課題のねらい:
自治会の法人化についての文章を読み、次の問いに答えよ。
1. 4月1日の自治会の総会で交代したのは誰か。
2. 筆者が法人化について問い合わせた先はどこか。
3. 法人化の条件として、対象地域の人口のどれだけの住民が自治会に加入している必要があるか。
==== 抜粋 ====
4月 1日 自治会総会に出席、ふたたび自治会の法人化について
- 2018年 4月 3日
- 評論・紹介・意見
- 内野光子
4月1日は、自治会の総会があり、役員・班長さんが交代した。昨年度と言えば、私たちの自治会で、問題になったのは、このブログでも記事にしてきたが、自治会の法人化であった。
広報が行き届かないまま、役員会主導で進めてきたことが、一番の問題点だと思っている。法人化に向けて、去年の7月に臨時総会が開かれることになって、私自身も、わからないことが多いので、ご近所の班長さんの何人かに聞くと「よくわからないんです。会長に聞いてください」との答えが返ってきたし、逆に、知り合いの班長さんや会員の方から、呼び止められて「どういうことなんですか」と尋ねられることもあった。さらに、隣の自治会でも、知り合いの会員から、「法人化は、もう決まったから、家族全員の名前を書いてもらわないと困ると、班長さんに強制された」との声も聞かれた。私も、総務省の住民制度課や佐倉市の自治人権課に問い合わせをし、7月の臨時総会でも質問をした。
法人化にあたっては、対象地域の人口が分母になって、3分の2以上の住民が自治会に加入していることがまず条件となるが、運用上、これも厳密なものではないと、総務省は話していた。人口ということであれば、ゼロ歳からすべての住民を含むことになり、自治会名簿は入会者名簿となり、会員が人口の3分の2をクリアせよ、ということになる。自治会員が世帯という単位ではなく、個人単位で会員になるということ自体は、それはそれで、現代の家や家族の在り方からすれば、当然の方向なのかもしれない。しかし、当自治会では、法人化をいそぐあまり、家族全員の加入をかなり強く促していた。人口の3分の2をクリアするのに焦っていたのかもしれない。
==== 所与の記録 ====
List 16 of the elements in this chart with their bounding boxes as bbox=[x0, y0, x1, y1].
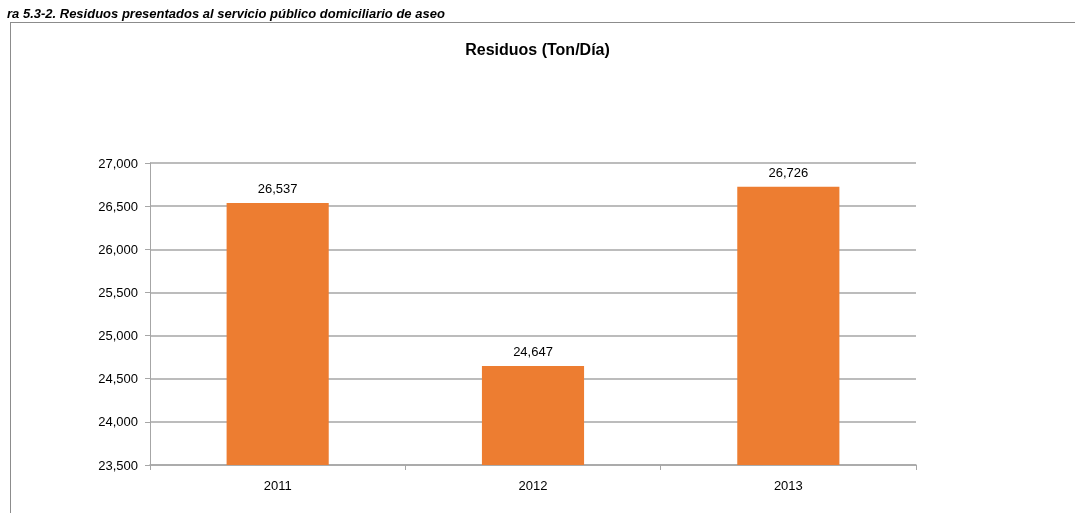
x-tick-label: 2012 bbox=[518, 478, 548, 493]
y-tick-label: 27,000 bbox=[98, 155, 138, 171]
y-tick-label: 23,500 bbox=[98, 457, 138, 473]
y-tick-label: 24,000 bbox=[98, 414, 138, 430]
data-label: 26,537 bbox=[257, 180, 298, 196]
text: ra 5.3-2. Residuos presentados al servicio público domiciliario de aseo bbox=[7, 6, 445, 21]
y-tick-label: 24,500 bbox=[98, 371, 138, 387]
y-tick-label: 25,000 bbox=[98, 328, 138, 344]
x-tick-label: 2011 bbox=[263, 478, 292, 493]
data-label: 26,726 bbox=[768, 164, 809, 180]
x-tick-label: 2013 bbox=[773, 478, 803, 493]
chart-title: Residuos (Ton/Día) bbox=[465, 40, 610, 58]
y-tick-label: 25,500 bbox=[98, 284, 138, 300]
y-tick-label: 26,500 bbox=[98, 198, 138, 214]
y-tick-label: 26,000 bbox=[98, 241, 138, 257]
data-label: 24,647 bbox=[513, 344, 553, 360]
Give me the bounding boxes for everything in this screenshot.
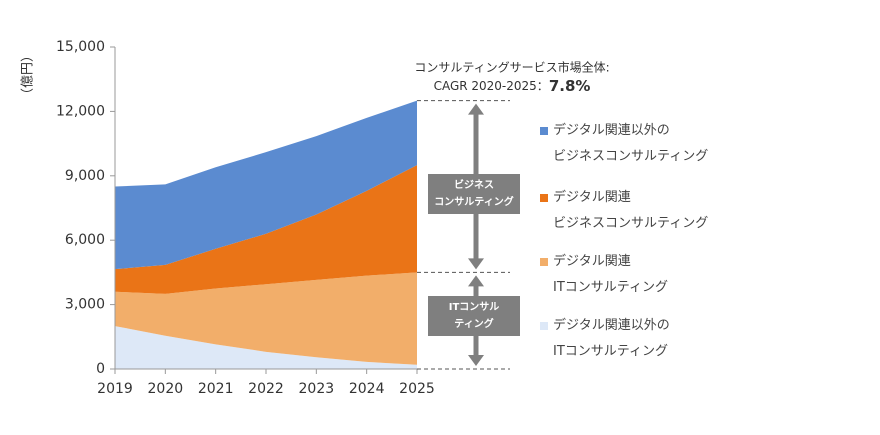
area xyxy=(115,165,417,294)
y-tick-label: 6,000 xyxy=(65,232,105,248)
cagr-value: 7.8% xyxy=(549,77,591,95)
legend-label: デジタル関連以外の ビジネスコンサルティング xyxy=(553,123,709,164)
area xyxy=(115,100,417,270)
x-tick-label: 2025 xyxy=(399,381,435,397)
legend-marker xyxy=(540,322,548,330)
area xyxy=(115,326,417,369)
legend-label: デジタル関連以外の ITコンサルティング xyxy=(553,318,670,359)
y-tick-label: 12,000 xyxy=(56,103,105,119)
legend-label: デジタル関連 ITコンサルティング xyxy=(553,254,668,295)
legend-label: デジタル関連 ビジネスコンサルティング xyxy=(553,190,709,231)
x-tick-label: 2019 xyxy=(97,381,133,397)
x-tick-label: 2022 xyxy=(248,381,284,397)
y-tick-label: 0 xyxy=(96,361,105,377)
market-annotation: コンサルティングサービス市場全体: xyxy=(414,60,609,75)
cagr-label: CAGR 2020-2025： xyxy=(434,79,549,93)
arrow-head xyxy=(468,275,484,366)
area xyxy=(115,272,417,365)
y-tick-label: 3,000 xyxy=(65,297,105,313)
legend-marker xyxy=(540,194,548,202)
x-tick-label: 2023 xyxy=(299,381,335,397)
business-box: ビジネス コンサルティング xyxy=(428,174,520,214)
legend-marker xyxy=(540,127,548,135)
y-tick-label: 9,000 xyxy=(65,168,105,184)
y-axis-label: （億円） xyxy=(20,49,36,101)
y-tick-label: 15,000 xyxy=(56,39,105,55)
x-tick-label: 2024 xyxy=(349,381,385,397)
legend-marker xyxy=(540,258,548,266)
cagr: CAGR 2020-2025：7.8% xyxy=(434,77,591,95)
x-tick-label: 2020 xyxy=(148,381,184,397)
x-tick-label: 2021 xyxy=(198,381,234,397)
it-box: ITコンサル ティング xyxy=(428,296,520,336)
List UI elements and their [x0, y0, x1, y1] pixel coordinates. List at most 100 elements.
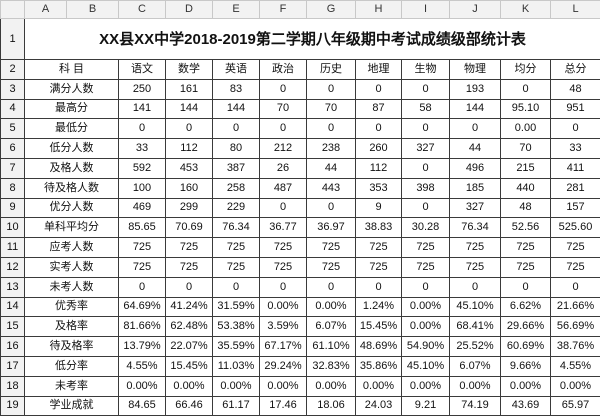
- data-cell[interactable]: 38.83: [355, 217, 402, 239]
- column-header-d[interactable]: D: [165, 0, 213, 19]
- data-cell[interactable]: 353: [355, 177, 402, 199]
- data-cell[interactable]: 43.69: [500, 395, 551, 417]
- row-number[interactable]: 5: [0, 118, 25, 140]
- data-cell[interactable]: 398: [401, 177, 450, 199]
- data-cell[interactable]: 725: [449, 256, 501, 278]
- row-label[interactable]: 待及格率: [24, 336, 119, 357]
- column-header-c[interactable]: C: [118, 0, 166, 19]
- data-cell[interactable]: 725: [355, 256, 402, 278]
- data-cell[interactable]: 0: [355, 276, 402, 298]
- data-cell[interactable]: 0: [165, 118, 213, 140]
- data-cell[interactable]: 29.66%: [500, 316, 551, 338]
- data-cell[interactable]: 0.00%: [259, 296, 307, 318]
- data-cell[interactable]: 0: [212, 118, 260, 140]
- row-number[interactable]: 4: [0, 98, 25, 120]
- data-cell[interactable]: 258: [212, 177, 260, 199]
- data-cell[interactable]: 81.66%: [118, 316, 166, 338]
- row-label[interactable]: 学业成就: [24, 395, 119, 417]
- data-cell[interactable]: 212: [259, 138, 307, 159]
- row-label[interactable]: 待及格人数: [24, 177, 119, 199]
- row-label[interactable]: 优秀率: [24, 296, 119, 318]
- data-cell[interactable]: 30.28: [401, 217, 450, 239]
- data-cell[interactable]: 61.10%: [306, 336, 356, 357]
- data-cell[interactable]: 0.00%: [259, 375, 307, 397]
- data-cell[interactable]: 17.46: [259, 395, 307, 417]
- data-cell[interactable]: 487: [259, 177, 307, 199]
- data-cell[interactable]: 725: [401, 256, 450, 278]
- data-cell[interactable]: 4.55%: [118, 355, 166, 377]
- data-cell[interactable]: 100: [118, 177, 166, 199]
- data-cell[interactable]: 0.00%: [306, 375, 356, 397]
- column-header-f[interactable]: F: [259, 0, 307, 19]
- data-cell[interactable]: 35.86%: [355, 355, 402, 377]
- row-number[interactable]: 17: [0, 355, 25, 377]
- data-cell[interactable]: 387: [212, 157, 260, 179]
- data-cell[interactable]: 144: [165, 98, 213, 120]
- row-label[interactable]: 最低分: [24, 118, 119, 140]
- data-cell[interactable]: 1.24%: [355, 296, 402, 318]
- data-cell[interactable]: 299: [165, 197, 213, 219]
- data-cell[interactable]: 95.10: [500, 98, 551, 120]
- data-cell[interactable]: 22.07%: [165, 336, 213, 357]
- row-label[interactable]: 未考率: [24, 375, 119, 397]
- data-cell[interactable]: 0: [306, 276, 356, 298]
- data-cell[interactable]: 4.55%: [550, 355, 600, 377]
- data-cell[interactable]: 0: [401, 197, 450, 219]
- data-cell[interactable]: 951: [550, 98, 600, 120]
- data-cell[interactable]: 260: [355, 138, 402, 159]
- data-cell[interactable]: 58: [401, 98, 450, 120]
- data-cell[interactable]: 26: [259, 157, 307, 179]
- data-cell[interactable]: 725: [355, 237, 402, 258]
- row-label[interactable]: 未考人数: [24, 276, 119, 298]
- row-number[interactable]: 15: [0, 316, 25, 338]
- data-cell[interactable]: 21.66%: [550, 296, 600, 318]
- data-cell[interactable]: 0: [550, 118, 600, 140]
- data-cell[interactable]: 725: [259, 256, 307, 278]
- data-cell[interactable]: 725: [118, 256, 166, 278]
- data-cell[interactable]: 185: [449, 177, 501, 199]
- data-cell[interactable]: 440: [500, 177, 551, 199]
====
解答:
1. 役員・班長さん。
2. 総務省の住民制度課と佐倉市の自治人権課。
3. 3分の2以上。